◆ What to produce: Reproduce the material exactly, from its first line through the line containing "The motor 20 is at (1413, 488).", including both of those lines.

◆ Rows:
++++
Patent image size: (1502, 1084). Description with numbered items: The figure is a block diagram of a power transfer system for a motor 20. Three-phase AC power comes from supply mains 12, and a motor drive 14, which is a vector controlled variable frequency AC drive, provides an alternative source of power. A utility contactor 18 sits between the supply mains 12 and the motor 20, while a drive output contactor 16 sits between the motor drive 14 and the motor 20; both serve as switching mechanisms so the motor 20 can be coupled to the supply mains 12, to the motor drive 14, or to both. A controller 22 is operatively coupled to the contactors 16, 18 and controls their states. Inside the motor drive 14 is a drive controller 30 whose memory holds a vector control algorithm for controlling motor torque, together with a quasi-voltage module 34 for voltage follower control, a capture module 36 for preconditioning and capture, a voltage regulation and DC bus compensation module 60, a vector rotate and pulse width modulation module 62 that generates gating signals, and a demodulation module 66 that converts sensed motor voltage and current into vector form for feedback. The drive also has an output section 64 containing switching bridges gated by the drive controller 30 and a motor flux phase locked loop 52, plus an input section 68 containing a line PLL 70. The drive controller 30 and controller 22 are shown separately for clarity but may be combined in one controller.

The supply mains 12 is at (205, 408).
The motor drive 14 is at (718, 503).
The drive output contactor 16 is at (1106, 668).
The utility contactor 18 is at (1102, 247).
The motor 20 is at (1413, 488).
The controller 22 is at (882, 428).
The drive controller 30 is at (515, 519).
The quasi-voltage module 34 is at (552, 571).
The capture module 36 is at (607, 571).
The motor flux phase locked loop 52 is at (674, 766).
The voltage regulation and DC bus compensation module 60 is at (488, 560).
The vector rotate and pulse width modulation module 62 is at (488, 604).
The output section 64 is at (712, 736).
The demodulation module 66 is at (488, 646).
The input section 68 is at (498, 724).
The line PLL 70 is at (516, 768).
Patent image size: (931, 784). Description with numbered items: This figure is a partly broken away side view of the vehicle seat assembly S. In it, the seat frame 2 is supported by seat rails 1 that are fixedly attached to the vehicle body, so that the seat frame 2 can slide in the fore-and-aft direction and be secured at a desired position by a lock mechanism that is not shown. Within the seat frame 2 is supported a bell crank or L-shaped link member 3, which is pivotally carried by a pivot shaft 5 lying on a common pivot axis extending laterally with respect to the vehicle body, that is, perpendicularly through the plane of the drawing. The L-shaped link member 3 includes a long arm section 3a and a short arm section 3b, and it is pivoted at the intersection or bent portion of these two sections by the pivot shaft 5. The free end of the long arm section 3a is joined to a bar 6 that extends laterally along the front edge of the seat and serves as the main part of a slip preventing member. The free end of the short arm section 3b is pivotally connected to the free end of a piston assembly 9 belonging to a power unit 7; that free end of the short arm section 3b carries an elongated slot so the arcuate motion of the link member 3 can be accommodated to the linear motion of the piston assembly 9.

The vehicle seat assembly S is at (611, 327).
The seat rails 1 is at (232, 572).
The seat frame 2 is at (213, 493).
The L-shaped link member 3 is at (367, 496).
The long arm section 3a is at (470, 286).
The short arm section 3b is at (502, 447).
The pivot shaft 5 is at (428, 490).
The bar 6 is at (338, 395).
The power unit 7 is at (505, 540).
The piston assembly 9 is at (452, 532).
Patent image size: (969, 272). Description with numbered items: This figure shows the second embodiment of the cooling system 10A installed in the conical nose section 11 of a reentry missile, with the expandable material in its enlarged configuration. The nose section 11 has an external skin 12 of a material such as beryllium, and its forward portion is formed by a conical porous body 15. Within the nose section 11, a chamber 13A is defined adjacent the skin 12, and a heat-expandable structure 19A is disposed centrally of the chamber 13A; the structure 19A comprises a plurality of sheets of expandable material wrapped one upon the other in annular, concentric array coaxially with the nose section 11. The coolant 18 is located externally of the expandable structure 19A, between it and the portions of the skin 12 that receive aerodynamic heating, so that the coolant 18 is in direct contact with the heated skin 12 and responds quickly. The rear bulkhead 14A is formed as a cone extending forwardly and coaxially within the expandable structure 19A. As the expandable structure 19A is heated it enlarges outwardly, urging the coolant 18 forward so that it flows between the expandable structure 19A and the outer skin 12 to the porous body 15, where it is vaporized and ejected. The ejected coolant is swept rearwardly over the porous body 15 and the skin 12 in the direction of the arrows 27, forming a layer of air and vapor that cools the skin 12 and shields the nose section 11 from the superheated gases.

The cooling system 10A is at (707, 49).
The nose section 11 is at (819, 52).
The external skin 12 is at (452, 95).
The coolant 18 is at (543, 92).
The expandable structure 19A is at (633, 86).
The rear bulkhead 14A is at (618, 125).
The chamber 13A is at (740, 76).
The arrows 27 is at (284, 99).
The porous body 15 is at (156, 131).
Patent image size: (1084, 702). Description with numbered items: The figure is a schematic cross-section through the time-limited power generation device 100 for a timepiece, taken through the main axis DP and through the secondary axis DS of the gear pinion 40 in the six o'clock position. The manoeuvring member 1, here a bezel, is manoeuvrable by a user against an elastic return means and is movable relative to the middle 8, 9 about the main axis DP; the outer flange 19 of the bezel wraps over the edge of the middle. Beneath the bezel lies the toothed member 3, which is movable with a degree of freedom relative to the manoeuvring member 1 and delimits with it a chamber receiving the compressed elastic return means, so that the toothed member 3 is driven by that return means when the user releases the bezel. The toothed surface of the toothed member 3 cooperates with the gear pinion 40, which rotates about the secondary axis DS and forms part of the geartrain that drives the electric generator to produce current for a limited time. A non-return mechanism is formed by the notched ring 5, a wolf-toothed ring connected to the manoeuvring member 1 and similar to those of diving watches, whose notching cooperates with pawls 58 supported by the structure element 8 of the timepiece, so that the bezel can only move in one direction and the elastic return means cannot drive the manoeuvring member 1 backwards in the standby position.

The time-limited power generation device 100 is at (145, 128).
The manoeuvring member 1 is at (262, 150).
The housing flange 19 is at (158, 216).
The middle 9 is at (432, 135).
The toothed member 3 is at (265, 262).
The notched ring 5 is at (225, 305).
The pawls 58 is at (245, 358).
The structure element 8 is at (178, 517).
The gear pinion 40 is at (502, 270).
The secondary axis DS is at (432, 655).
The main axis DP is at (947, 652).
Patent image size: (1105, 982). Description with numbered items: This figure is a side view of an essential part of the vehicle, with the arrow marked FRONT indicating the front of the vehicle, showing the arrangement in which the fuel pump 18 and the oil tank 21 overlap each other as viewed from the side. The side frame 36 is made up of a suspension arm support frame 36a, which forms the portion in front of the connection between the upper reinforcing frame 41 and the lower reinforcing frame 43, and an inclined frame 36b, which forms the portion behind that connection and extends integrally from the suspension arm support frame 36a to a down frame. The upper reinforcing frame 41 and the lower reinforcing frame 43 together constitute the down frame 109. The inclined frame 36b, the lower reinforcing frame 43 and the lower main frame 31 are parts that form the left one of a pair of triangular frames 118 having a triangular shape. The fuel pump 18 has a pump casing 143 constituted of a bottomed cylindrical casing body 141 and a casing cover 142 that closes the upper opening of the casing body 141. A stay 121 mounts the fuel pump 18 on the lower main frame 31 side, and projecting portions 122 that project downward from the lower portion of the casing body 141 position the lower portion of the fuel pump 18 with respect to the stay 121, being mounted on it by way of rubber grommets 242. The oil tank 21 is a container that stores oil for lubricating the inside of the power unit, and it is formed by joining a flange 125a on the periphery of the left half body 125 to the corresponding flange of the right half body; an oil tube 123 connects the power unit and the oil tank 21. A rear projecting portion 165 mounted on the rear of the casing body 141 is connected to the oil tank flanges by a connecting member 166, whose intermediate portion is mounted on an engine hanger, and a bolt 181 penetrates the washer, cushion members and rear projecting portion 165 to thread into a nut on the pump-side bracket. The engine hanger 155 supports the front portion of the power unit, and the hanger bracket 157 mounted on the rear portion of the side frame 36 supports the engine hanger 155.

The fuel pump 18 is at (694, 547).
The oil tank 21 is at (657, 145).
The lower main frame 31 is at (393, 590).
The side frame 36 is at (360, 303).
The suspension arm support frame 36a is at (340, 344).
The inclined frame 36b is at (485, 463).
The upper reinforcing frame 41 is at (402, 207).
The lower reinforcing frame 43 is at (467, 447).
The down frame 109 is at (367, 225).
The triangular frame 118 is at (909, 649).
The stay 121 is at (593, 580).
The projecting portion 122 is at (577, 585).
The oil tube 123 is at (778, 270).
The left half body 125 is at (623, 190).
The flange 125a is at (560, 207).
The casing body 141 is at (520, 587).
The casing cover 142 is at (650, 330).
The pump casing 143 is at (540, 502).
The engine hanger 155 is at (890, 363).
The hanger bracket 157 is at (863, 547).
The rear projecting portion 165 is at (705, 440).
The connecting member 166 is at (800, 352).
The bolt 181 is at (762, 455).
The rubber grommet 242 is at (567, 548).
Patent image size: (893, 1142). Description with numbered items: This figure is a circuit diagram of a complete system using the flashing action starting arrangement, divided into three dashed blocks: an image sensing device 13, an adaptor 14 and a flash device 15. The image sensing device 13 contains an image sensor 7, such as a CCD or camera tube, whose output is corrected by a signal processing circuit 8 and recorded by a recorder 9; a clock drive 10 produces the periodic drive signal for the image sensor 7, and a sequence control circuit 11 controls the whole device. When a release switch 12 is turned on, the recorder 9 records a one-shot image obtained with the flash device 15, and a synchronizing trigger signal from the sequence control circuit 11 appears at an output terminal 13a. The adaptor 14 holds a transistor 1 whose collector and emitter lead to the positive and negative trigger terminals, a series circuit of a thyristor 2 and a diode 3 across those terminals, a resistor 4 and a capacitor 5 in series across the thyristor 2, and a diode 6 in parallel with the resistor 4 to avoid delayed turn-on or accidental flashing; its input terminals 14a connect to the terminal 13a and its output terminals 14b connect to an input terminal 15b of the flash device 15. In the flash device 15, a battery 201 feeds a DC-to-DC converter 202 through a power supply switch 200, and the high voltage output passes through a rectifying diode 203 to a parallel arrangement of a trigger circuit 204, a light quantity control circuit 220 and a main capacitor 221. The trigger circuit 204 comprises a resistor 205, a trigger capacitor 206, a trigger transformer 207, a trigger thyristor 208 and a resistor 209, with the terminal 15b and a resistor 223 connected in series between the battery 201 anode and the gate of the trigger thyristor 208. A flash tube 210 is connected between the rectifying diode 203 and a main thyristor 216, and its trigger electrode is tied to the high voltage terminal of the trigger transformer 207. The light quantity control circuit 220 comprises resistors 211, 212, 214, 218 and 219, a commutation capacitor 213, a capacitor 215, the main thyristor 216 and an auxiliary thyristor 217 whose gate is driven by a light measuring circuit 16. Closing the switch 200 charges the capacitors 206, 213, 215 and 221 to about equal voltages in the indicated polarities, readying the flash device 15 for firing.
++++
◆ Expected answer:
Patent image size: (1502, 1084). Description with numbered items: The figure is a block diagram of a power transfer system for a motor 20. Three-phase AC power comes from supply mains 12, and a motor drive 14, which is a vector controlled variable frequency AC drive, provides an alternative source of power. A utility contactor 18 sits between the supply mains 12 and the motor 20, while a drive output contactor 16 sits between the motor drive 14 and the motor 20; both serve as switching mechanisms so the motor 20 can be coupled to the supply mains 12, to the motor drive 14, or to both. A controller 22 is operatively coupled to the contactors 16, 18 and controls their states. Inside the motor drive 14 is a drive controller 30 whose memory holds a vector control algorithm for controlling motor torque, together with a quasi-voltage module 34 for voltage follower control, a capture module 36 for preconditioning and capture, a voltage regulation and DC bus compensation module 60, a vector rotate and pulse width modulation module 62 that generates gating signals, and a demodulation module 66 that converts sensed motor voltage and current into vector form for feedback. The drive also has an output section 64 containing switching bridges gated by the drive controller 30 and a motor flux phase locked loop 52, plus an input section 68 containing a line PLL 70. The drive controller 30 and controller 22 are shown separately for clarity but may be combined in one controller.

The supply mains 12 is at (205, 408).
The motor drive 14 is at (718, 503).
The drive output contactor 16 is at (1106, 668).
The utility contactor 18 is at (1102, 247).
The motor 20 is at (1413, 488).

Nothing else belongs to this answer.